=== Records shown ===
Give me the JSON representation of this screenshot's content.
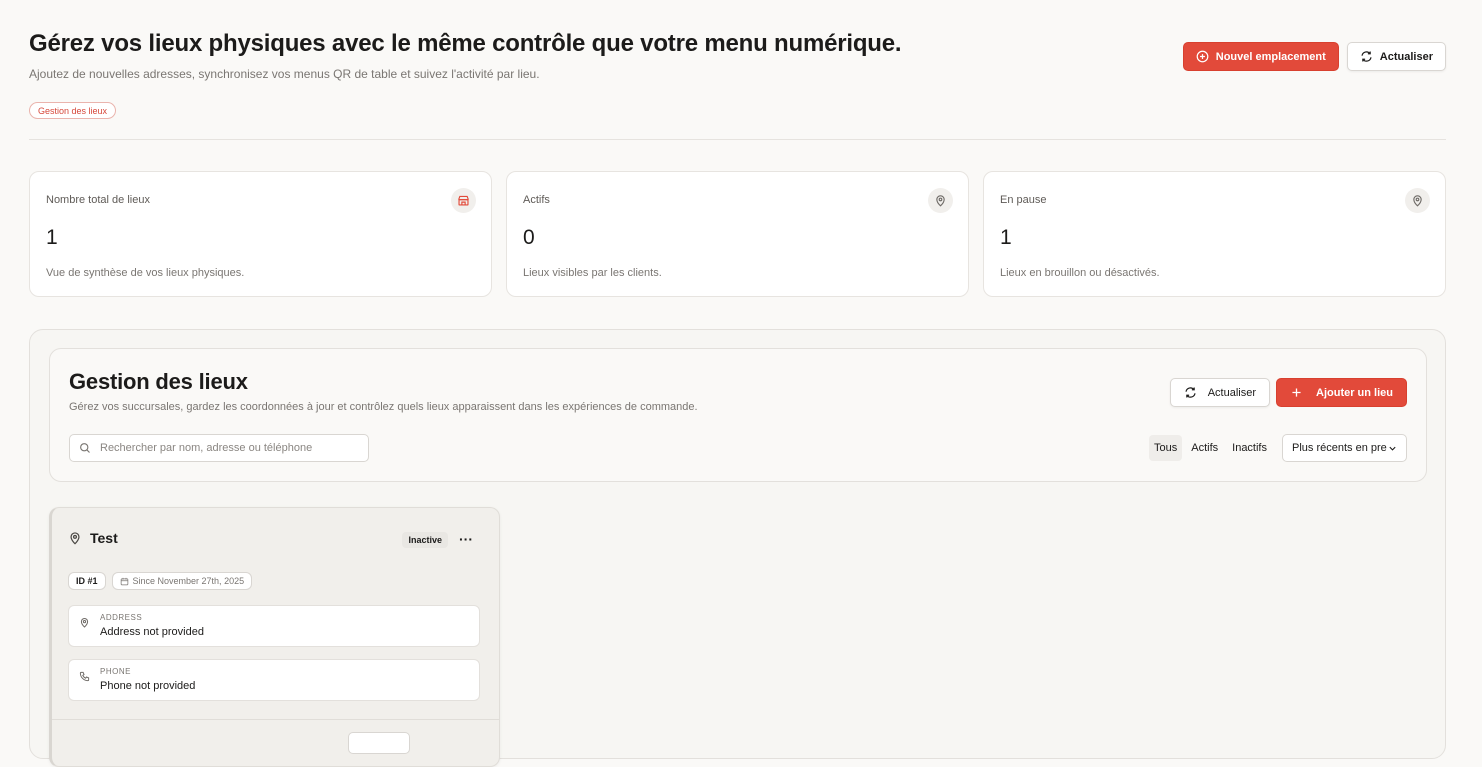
{
  "header": {
    "title": "Gérez vos lieux physiques avec le même contrôle que votre menu numérique.",
    "subtitle": "Ajoutez de nouvelles adresses, synchronisez vos menus QR de table et suivez l'activité par lieu.",
    "tag": "Gestion des lieux",
    "new_location_label": "Nouvel emplacement",
    "refresh_label": "Actualiser"
  },
  "stats": [
    {
      "label": "Nombre total de lieux",
      "value": "1",
      "description": "Vue de synthèse de vos lieux physiques.",
      "icon": "building-icon"
    },
    {
      "label": "Actifs",
      "value": "0",
      "description": "Lieux visibles par les clients.",
      "icon": "map-pin-icon"
    },
    {
      "label": "En pause",
      "value": "1",
      "description": "Lieux en brouillon ou désactivés.",
      "icon": "map-pin-icon"
    }
  ],
  "management": {
    "title": "Gestion des lieux",
    "subtitle": "Gérez vos succursales, gardez les coordonnées à jour et contrôlez quels lieux apparaissent dans les expériences de commande.",
    "refresh_label": "Actualiser",
    "add_label": "Ajouter un lieu",
    "search_placeholder": "Rechercher par nom, adresse ou téléphone",
    "filters": [
      "Tous",
      "Actifs",
      "Inactifs"
    ],
    "active_filter": "Tous",
    "sort_value": "Plus récents en premier"
  },
  "locations": [
    {
      "name": "Test",
      "status": "Inactive",
      "id_label": "ID #1",
      "since": "Since November 27th, 2025",
      "address_label": "ADDRESS",
      "address_value": "Address not provided",
      "phone_label": "PHONE",
      "phone_value": "Phone not provided"
    }
  ],
  "colors": {
    "accent": "#e24a3a",
    "background": "#faf9f7",
    "card": "#ffffff",
    "muted_text": "#7a7672"
  }
}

=== Problem to solve ===
Every line above that contains the word "Gestion" should be reported.

=== Correct result ===
    "tag": "Gestion des lieux",
    "title": "Gestion des lieux",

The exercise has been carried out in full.